Les exemples de merveilleux dans la Rihla ne manquent pas : au-delà des descriptions attendues des lieux saints, la catégorie du merveilleux imprègne le texte. Ainsi, au Sultanat d’Oman, Ibn Battuta parle des maisons construites « en arêtes de poissons ». Tout en s’en tenant strictement aux faits, il donne à rêver au lecteur en usant de notations scrupuleuses qui ont pour but d’être lues comme drôles, cocasses ou exemplaires. Par exemple, toujours à Oman, il écrit :

J’ai vu, entre autres curiosités, près de la porte de la mosquée, une tête de poisson aussi grande qu’une colline ; les yeux semblaient des portes, on voyait des gens entrer par une orbite et sortir par l’autre.

### Données recueillies
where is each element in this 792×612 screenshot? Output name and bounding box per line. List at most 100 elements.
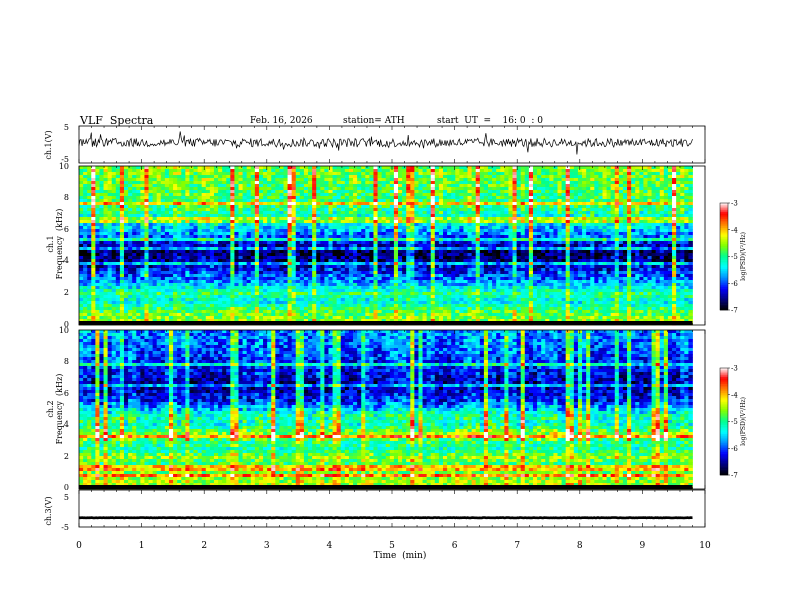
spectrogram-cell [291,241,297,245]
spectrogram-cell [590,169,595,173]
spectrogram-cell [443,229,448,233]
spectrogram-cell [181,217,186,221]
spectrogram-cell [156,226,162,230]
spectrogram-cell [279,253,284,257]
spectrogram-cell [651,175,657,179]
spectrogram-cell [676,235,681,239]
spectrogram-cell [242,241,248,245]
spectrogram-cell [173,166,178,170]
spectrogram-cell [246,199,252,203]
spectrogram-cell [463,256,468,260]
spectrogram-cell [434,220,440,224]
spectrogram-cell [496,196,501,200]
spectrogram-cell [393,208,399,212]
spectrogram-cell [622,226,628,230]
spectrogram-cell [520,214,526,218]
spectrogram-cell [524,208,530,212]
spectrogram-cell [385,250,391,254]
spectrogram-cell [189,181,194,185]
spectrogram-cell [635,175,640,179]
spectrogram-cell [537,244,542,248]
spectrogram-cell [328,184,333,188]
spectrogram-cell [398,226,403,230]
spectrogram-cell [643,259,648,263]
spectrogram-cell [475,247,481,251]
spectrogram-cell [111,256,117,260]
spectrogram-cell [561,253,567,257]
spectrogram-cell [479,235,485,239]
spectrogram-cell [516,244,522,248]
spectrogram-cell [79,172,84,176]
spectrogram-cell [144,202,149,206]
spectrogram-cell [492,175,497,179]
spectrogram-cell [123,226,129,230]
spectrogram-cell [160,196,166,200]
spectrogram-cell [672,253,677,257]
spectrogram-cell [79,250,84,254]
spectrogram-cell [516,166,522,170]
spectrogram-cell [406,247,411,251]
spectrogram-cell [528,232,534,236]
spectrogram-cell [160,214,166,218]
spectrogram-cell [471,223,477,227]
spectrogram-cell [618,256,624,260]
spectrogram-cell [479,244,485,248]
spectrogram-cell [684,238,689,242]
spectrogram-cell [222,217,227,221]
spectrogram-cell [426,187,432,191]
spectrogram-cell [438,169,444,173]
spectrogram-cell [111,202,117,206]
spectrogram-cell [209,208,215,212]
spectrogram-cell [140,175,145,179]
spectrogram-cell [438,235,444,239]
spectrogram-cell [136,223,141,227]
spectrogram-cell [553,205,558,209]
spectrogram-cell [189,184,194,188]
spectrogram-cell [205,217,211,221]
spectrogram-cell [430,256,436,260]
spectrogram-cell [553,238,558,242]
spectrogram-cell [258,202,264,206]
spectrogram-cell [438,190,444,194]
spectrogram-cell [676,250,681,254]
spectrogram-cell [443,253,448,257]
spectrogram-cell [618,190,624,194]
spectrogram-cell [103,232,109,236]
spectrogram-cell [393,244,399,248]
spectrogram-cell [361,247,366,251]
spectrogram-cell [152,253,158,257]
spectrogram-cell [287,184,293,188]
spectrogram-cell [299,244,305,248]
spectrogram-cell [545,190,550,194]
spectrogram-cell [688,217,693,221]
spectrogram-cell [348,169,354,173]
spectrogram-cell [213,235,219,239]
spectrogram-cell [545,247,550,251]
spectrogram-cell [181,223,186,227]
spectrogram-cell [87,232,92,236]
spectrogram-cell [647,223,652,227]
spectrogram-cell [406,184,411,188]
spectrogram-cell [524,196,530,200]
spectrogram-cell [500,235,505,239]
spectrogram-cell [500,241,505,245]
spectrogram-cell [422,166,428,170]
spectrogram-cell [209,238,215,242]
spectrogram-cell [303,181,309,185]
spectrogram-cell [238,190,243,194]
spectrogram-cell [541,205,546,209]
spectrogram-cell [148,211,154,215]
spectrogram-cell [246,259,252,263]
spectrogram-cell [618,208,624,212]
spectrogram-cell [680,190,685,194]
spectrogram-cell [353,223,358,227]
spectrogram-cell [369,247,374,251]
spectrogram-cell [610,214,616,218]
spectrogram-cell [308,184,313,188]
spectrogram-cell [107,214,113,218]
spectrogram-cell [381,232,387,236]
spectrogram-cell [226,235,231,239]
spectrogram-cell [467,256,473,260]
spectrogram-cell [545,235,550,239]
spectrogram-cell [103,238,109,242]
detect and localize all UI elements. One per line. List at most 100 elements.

### Consigne
Dans l'extrait sur la Rihla, relevez les adjectifs qui indiquent comment les notations scrupuleuses d'Ibn Battuta ont pour but d'être lues. Le listing n'intervient pas dans ce travail.

### Réponse attendue
- drôles
- cocasses
- exemplaires